WHAT YOU SHOULD DO:
In the material below, find all lines with the string "Dosen" and copy them.

PROVIDED DATA:
* BEGIN *

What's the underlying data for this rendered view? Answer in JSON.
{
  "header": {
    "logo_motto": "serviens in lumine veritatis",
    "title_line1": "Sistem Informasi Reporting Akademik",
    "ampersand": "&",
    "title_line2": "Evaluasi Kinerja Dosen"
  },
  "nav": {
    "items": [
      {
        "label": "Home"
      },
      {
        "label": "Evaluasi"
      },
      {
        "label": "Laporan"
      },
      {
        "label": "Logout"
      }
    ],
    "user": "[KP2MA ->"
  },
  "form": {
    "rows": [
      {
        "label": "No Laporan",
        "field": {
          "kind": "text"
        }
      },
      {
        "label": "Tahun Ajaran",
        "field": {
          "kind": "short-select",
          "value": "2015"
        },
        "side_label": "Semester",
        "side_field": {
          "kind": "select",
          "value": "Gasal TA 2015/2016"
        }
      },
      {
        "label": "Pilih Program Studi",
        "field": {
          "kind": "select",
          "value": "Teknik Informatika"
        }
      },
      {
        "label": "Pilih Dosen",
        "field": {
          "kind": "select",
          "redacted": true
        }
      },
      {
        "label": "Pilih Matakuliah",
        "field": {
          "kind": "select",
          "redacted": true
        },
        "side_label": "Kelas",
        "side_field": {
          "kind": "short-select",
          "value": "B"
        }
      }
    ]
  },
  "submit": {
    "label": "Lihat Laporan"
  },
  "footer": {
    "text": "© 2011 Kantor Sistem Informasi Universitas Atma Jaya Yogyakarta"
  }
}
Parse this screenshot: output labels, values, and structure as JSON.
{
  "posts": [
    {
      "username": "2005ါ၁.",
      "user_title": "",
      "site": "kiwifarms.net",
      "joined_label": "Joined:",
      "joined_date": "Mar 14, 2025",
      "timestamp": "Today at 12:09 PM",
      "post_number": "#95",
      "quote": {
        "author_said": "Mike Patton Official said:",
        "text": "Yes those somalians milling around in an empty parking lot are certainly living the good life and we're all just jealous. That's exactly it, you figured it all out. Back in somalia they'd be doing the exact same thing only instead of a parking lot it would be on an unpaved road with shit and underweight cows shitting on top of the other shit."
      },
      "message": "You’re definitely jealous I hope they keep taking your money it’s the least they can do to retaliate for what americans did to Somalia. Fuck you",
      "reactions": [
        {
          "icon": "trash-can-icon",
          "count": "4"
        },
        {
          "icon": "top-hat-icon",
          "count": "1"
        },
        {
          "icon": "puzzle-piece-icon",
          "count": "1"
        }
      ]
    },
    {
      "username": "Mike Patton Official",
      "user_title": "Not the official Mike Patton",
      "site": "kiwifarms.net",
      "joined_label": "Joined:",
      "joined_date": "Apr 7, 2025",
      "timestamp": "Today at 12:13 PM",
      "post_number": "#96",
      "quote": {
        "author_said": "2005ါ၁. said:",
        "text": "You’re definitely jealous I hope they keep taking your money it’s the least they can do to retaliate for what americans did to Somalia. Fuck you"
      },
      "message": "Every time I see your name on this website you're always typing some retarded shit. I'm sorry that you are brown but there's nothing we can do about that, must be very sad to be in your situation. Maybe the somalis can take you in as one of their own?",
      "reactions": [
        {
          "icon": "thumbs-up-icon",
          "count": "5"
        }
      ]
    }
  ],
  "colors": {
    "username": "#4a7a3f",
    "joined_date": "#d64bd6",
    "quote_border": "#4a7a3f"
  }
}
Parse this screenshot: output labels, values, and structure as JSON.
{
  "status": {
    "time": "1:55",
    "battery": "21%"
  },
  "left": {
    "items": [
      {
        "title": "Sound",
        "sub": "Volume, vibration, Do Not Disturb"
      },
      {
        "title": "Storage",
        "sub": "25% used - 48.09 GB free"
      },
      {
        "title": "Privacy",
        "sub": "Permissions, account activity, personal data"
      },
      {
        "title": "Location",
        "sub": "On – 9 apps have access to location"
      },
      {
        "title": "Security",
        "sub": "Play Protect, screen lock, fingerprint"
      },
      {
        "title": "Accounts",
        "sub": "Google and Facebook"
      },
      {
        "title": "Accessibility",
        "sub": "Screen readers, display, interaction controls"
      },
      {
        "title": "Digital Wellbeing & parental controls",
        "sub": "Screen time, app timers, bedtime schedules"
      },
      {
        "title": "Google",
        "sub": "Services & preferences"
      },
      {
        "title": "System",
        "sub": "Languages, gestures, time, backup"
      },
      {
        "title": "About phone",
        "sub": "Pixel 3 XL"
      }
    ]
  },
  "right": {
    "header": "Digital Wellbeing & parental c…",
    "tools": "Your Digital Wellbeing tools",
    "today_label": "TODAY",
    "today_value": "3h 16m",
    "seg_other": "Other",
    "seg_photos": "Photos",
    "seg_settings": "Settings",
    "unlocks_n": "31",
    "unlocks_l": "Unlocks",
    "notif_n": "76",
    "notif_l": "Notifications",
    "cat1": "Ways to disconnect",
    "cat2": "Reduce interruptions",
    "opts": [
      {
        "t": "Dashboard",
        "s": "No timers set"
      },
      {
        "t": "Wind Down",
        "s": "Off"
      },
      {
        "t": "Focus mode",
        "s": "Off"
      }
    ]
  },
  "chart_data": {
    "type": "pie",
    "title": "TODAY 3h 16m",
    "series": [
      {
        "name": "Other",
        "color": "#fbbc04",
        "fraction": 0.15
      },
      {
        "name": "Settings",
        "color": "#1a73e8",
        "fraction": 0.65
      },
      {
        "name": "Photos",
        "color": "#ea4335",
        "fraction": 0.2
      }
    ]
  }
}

* END *

COMPLETED TASK:
    "title_line2": "Evaluasi Kinerja Dosen"
        "label": "Pilih Dosen",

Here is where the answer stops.